JOB:
Gather each line of the records where "Ohio" appears.

#### PROVIDED RECORDS ####

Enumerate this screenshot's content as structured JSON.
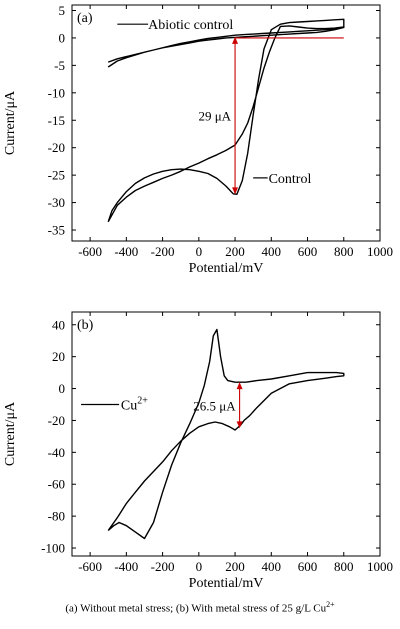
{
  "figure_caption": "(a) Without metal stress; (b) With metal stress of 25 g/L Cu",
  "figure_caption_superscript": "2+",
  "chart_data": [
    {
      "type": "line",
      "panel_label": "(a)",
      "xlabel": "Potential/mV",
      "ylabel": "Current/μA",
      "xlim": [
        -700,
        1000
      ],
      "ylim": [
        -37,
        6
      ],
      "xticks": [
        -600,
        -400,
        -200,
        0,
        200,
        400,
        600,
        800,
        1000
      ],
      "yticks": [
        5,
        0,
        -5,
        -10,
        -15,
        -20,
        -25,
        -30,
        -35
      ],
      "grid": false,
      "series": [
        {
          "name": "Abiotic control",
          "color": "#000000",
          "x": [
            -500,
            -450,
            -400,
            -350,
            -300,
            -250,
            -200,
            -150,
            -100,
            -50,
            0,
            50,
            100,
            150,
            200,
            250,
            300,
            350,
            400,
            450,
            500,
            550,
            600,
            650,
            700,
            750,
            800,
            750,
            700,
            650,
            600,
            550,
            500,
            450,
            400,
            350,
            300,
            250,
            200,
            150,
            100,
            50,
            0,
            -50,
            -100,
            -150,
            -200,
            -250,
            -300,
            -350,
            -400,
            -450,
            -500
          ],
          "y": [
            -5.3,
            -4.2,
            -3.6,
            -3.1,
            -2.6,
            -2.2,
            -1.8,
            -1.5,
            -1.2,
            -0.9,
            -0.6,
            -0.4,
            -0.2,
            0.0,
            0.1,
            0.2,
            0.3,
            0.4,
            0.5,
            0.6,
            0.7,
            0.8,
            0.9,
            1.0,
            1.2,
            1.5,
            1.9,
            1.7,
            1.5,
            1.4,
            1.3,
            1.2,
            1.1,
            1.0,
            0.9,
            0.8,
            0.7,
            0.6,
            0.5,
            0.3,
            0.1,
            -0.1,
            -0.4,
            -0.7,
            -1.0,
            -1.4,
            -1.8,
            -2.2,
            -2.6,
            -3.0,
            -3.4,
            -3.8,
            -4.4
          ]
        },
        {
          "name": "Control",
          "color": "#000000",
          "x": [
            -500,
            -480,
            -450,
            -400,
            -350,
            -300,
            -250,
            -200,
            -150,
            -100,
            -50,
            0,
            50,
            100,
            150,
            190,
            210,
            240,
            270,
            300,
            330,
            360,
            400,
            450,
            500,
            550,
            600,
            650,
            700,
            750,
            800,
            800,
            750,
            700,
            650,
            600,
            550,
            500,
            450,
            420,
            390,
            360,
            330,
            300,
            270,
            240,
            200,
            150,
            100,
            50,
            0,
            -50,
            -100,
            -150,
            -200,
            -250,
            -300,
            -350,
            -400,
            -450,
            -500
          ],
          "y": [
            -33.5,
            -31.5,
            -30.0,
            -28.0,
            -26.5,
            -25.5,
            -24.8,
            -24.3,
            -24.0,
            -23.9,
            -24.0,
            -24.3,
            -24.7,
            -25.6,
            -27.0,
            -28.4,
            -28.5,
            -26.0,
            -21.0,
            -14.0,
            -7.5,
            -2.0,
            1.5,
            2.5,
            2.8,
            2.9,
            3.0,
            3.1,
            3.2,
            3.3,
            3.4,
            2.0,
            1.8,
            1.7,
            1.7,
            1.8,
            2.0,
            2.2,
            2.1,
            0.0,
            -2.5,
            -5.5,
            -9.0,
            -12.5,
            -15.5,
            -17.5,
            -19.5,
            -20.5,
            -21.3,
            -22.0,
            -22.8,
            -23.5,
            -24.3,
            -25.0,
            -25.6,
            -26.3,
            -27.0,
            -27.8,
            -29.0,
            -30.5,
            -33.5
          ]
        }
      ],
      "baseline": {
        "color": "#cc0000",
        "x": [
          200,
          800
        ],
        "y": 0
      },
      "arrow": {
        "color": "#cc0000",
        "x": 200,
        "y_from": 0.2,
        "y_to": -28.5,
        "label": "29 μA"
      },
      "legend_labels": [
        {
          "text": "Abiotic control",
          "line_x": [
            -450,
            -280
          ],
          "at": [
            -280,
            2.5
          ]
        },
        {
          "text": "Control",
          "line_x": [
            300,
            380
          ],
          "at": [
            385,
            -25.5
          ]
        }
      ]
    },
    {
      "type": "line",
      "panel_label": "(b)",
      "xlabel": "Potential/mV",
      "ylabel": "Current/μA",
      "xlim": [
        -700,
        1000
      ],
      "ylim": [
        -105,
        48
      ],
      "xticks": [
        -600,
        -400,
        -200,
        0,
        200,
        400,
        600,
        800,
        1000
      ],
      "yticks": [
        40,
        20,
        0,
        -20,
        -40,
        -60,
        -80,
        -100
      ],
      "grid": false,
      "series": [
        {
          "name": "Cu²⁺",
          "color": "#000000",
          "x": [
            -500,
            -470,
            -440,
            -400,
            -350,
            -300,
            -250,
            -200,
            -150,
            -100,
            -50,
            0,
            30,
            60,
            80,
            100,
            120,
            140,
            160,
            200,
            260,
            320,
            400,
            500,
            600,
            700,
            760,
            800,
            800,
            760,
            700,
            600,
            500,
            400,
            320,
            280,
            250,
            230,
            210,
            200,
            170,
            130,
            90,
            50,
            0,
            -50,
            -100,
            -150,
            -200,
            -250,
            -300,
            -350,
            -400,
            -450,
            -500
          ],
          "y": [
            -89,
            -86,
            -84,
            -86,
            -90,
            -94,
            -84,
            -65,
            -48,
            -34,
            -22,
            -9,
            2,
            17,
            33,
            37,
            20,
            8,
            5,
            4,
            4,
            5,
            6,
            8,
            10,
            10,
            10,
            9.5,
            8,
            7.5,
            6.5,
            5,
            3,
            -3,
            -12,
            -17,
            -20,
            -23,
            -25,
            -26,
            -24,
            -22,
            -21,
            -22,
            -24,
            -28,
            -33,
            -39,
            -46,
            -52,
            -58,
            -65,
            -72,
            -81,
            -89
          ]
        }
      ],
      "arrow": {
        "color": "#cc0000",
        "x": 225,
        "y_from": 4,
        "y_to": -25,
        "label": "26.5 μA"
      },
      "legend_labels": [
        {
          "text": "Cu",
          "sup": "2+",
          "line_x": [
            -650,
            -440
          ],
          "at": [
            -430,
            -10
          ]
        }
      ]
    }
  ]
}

####
#### PROVIDED RECORDS ####

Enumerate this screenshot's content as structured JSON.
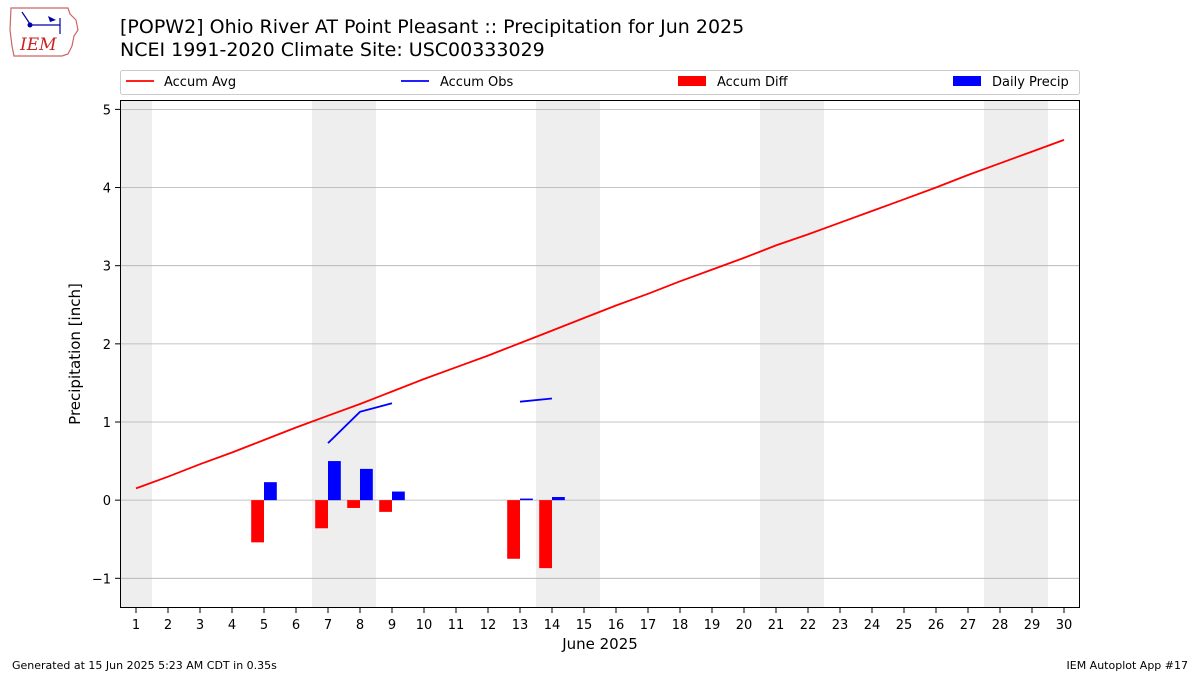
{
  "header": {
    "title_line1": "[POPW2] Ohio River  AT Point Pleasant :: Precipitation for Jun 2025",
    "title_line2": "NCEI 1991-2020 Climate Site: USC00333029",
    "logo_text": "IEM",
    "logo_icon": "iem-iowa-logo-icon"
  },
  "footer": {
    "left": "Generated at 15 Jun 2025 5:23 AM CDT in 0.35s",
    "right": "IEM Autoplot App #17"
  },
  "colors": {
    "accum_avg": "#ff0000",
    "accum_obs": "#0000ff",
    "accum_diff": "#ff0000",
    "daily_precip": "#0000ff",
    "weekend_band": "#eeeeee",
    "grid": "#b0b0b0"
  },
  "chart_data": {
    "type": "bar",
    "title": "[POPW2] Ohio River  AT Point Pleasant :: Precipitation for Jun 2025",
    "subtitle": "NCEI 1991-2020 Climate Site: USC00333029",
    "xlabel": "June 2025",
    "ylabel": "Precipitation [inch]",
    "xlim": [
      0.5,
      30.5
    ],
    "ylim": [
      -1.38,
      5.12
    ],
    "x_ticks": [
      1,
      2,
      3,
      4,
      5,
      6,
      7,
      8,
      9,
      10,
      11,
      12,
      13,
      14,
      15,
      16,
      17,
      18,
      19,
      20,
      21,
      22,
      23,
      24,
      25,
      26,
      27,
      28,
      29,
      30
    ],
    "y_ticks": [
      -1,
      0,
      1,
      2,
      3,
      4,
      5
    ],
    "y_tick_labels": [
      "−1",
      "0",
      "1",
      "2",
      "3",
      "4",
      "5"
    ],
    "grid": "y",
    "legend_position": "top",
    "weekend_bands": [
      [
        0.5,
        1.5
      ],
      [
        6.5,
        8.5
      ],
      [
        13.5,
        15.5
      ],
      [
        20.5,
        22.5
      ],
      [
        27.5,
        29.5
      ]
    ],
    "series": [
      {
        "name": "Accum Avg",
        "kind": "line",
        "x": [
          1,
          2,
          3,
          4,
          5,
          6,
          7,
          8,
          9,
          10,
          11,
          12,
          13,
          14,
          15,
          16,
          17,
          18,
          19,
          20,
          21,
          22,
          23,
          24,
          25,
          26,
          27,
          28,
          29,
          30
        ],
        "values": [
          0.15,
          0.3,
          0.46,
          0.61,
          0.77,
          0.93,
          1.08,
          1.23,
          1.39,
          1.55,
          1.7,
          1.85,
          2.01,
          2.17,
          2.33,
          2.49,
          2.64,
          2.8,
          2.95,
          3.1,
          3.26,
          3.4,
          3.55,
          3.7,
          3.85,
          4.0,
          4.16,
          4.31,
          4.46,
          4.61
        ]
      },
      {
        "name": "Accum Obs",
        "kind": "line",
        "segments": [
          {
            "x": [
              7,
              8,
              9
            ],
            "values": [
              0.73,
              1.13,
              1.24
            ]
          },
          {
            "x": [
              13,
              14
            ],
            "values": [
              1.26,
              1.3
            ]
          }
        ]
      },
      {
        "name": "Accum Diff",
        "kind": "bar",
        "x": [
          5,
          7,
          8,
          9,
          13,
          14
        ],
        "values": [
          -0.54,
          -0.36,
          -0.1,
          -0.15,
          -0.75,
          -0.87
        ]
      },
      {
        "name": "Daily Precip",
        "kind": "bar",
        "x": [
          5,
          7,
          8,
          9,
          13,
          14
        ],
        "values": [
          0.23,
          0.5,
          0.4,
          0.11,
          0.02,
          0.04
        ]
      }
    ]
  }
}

####

OUTPUT OF THE TASK:
    "title_line1": "[POPW2] Ohio River  AT Point Pleasant :: Precipitation for Jun 2025",
    "title": "[POPW2] Ohio River  AT Point Pleasant :: Precipitation for Jun 2025",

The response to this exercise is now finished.